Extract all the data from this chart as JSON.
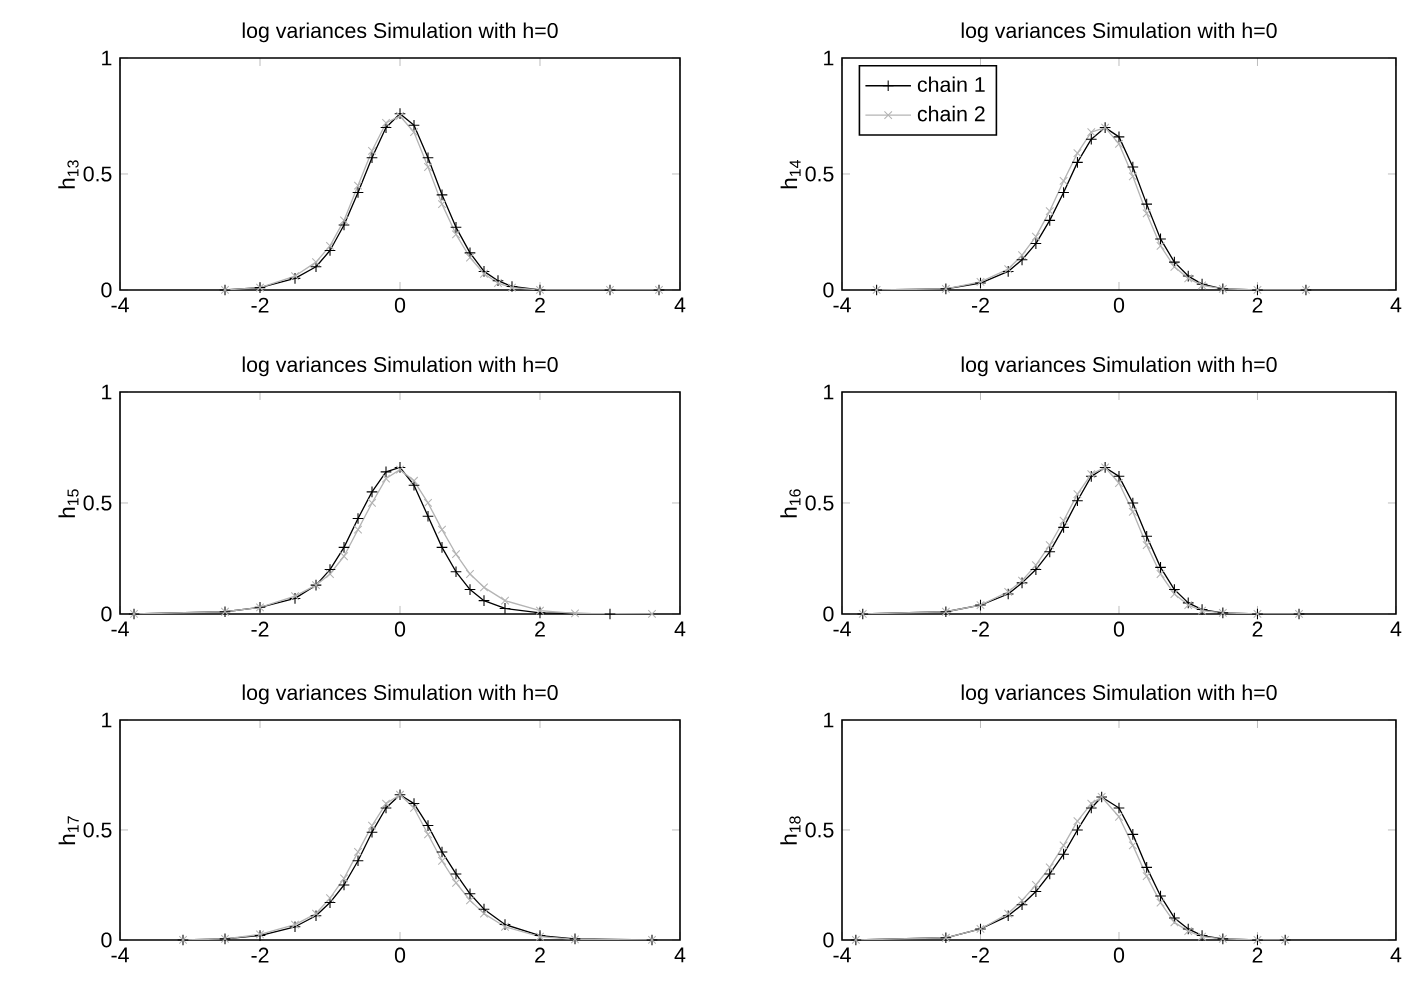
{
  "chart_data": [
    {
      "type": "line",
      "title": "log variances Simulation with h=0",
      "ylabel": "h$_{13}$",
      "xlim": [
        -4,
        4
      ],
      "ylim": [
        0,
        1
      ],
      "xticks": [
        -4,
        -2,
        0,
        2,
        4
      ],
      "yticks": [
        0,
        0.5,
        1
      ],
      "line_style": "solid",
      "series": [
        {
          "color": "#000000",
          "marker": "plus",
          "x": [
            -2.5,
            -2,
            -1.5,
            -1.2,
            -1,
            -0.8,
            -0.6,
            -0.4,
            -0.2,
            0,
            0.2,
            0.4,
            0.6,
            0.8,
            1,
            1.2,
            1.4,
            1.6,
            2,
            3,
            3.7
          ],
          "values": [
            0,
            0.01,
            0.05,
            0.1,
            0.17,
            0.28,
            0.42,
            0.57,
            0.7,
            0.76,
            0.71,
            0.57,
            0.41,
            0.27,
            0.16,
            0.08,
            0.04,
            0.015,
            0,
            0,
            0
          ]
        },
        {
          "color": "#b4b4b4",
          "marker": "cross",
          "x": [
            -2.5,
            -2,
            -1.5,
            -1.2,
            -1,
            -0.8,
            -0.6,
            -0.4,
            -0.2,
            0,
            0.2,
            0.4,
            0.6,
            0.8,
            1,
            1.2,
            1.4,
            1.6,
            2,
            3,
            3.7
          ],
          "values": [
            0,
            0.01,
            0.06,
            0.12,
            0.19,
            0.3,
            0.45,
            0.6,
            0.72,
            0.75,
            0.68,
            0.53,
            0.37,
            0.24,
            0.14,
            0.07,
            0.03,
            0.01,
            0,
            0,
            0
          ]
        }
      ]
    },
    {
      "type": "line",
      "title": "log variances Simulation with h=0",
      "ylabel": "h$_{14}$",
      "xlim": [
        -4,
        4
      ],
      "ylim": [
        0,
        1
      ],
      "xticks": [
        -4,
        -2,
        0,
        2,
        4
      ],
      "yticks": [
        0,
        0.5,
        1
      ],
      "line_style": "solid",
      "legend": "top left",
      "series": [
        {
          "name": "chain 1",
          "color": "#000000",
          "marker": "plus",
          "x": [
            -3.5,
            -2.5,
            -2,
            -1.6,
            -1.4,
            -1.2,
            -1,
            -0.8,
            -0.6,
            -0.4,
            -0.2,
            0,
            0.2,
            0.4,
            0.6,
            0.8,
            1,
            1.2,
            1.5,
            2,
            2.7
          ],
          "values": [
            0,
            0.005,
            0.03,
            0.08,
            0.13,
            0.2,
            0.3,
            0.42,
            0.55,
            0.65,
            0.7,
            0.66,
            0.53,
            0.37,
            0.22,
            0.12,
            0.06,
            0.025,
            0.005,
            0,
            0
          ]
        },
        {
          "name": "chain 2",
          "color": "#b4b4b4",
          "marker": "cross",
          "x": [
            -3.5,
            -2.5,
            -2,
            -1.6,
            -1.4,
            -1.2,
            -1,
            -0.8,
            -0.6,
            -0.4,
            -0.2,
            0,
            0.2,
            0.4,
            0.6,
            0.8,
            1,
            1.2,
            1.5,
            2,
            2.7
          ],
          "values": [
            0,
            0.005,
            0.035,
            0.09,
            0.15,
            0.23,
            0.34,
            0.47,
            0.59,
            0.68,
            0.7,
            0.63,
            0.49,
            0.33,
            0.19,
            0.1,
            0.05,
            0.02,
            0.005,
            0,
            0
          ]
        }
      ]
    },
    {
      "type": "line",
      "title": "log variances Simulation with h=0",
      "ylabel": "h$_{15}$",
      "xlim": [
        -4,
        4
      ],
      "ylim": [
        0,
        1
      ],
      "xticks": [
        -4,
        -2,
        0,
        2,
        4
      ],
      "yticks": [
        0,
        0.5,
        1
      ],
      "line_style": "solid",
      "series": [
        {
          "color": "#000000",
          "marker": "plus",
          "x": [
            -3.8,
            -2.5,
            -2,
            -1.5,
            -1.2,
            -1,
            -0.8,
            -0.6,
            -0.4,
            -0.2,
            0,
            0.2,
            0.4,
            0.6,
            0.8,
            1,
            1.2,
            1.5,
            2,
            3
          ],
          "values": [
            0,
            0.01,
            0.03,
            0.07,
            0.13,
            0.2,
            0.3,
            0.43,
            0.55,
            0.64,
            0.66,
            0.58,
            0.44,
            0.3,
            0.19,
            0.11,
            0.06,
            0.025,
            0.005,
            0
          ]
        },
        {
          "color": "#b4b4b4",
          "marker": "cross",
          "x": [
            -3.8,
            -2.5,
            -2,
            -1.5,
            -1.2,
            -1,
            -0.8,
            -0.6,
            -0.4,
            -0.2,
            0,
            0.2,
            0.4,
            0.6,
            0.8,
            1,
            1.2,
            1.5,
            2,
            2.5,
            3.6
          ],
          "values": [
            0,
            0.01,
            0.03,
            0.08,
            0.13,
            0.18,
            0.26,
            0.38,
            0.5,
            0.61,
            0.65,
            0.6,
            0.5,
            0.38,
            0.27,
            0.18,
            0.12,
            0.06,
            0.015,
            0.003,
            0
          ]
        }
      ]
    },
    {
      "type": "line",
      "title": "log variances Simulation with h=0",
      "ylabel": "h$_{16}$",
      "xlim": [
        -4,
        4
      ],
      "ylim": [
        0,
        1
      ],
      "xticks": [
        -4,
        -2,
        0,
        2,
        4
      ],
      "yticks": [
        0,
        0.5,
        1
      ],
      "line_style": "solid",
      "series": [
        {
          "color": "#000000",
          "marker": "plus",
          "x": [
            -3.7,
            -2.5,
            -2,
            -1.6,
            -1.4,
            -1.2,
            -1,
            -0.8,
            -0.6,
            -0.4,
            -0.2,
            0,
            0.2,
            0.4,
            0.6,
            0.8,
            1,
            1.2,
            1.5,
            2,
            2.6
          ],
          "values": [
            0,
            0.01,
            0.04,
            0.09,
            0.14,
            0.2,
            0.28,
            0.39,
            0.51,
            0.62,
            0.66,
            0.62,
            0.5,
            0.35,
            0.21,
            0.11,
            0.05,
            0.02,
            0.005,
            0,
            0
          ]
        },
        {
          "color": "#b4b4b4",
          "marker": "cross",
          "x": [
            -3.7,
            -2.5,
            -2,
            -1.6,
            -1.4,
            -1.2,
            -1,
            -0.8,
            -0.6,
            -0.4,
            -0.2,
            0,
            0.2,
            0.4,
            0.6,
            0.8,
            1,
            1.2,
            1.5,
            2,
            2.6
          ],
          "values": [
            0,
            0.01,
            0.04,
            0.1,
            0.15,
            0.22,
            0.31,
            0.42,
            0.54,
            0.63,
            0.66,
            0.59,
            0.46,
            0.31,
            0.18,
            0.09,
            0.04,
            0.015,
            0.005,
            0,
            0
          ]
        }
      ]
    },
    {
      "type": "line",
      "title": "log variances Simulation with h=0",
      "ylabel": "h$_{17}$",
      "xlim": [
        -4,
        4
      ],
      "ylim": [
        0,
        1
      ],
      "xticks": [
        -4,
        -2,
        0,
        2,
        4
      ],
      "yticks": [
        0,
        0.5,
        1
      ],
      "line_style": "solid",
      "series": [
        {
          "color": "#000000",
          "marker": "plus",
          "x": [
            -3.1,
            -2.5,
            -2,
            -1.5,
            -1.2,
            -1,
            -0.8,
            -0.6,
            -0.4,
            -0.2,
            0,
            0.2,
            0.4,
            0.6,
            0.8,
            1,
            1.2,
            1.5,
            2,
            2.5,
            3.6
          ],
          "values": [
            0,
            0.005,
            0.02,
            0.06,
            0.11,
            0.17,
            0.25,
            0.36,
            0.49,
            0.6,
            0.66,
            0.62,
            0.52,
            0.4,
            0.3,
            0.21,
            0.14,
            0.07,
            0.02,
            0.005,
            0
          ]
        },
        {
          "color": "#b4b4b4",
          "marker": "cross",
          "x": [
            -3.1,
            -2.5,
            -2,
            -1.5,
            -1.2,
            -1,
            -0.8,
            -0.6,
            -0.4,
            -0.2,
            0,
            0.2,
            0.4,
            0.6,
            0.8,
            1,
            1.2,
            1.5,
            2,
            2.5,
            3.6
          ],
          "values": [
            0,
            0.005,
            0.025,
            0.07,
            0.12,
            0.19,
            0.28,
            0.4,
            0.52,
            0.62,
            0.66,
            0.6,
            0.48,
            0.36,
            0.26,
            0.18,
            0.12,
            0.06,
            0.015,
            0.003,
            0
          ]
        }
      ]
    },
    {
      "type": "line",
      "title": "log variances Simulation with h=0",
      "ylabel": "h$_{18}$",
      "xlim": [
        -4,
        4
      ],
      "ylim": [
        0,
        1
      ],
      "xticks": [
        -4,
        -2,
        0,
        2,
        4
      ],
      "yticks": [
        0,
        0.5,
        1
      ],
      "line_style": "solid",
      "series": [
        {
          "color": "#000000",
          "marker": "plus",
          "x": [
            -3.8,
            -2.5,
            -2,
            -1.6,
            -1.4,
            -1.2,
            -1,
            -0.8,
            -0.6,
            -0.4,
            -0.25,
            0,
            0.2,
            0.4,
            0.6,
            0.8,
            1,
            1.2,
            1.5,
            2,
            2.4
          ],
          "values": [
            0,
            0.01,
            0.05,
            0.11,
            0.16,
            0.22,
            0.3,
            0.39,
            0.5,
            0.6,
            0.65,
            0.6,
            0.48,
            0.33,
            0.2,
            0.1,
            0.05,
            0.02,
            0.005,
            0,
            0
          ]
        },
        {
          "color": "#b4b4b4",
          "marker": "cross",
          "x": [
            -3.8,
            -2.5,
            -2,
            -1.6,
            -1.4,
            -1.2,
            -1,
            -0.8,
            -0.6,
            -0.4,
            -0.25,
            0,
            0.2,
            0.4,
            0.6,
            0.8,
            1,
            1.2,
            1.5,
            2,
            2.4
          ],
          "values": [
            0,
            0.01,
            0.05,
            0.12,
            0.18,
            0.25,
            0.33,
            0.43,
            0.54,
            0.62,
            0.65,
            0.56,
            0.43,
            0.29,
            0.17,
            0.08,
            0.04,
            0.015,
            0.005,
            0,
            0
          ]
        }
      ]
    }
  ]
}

→ TASK REQUIREMENTS:
Say how many lines contain the string "ylabel", giving nothing but the count.

→ THE OUTPUT:
6